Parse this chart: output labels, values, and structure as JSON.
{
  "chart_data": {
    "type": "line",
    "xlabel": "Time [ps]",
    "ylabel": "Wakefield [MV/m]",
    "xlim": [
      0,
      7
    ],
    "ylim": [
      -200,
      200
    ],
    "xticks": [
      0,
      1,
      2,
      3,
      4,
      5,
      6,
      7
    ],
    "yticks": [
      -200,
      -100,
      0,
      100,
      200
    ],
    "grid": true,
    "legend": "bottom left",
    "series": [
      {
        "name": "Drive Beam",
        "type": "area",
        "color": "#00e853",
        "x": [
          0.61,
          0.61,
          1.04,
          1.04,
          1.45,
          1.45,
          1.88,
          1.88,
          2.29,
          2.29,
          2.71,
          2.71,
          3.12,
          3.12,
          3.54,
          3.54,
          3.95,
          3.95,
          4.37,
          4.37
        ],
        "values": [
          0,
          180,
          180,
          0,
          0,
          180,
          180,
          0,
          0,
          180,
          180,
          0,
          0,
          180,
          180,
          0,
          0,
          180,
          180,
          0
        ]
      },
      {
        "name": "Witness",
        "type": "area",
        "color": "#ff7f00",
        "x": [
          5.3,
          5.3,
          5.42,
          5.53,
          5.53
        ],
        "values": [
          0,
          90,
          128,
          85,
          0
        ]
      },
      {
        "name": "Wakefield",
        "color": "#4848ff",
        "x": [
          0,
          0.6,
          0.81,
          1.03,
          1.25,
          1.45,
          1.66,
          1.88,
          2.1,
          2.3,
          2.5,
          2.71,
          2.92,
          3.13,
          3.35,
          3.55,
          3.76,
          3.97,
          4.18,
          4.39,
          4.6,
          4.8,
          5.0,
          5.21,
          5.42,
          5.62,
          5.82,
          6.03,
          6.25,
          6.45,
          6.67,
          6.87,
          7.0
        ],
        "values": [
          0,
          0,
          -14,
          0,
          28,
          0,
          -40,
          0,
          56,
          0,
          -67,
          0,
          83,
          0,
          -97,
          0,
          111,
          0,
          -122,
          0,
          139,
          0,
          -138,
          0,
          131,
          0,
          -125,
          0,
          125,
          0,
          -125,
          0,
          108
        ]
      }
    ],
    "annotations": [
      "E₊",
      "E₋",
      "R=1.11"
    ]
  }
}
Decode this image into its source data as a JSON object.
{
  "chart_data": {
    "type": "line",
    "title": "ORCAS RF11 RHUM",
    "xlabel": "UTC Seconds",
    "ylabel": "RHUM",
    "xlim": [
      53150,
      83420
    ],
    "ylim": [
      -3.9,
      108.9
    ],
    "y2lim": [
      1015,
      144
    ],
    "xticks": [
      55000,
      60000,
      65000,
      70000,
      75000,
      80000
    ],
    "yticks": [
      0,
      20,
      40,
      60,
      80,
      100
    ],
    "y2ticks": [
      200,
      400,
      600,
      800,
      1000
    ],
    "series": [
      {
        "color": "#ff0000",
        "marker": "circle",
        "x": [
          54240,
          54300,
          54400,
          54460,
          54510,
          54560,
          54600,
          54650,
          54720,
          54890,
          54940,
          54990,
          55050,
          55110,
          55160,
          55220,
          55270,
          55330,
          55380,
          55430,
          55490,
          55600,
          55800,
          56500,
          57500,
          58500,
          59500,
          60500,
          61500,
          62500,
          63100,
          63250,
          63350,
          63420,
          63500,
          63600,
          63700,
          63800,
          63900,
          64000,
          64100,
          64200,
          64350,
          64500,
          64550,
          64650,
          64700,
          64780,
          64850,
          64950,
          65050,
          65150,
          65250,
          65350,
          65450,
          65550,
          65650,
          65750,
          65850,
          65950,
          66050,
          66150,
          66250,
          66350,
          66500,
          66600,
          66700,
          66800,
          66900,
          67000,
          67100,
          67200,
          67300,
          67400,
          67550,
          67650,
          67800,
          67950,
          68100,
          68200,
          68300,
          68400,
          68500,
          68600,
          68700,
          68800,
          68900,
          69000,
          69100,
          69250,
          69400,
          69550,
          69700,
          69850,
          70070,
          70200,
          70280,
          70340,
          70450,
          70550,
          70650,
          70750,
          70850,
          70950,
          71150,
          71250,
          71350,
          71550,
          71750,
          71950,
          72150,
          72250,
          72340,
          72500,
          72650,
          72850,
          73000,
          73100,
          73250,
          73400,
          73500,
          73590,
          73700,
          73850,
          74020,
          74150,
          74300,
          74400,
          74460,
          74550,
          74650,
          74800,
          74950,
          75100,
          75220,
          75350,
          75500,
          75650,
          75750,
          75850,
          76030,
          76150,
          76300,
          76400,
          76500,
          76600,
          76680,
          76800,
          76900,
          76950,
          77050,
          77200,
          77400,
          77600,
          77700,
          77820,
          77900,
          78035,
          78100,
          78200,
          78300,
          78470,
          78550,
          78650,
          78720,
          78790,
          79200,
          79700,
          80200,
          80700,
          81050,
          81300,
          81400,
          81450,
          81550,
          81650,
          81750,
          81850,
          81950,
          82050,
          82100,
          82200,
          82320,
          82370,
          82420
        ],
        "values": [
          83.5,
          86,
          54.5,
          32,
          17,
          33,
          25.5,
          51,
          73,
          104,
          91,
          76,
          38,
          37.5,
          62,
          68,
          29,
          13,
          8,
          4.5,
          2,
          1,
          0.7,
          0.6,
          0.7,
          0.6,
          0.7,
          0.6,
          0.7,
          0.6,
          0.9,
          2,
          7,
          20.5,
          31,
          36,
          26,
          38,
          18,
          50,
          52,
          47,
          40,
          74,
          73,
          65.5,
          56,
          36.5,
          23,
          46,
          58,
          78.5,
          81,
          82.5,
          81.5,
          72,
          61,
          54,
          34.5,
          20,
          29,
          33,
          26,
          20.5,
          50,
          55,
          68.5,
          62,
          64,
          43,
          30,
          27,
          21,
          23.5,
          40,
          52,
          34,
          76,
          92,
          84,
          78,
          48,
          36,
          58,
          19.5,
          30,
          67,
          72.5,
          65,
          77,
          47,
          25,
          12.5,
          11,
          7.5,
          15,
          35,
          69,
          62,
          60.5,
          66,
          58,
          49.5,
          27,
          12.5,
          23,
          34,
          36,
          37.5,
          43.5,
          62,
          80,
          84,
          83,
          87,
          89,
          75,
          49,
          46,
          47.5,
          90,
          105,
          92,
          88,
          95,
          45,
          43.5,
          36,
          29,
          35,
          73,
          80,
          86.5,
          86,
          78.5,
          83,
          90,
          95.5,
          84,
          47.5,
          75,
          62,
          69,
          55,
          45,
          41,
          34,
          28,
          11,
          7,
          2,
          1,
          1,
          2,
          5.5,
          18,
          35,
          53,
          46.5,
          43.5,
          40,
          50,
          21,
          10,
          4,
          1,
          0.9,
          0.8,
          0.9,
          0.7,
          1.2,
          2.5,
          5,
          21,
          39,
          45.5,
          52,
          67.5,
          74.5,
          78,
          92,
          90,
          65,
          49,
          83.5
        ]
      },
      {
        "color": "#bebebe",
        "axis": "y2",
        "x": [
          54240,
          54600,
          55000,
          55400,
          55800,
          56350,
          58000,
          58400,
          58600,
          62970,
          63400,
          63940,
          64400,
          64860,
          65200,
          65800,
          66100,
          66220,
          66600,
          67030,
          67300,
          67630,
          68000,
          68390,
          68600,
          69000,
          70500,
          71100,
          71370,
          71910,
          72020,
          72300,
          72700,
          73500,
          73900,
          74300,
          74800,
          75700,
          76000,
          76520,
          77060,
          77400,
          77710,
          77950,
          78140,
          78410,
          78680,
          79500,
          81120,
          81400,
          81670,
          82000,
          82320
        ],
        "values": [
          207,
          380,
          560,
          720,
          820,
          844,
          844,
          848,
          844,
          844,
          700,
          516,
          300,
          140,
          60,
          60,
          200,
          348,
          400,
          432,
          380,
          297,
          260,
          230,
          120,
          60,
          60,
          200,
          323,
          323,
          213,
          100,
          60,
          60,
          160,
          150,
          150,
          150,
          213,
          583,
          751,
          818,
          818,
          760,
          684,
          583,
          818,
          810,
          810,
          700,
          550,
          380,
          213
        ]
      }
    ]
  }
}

Description of the task - Pick out the lines containing the string "Wakefield".

Complete output -
    "ylabel": "Wakefield [MV/m]",
        "name": "Wakefield",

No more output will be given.